ENTRIES PROVIDED:
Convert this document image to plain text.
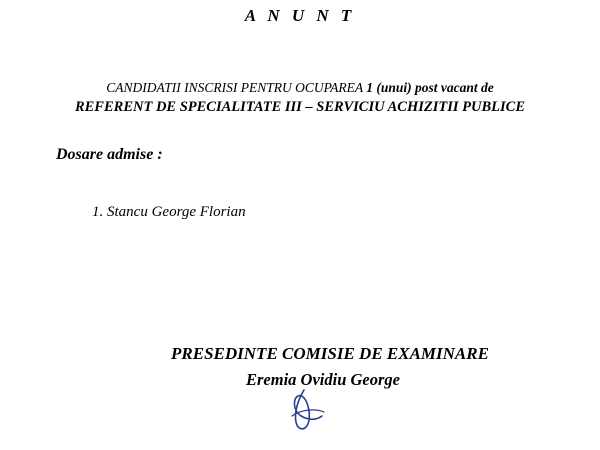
A N U N T
CANDIDATII INSCRISI PENTRU OCUPAREA 1 (unui) post vacant de
REFERENT DE SPECIALITATE III – SERVICIU ACHIZITII PUBLICE
Dosare admise :

1. Stancu George Florian

PRESEDINTE COMISIE DE EXAMINARE
Eremia Ovidiu George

DO THIS: What is the number of lines in the listing that include the word "George"? Give that number and nothing else.

CORRECT RESULT: 2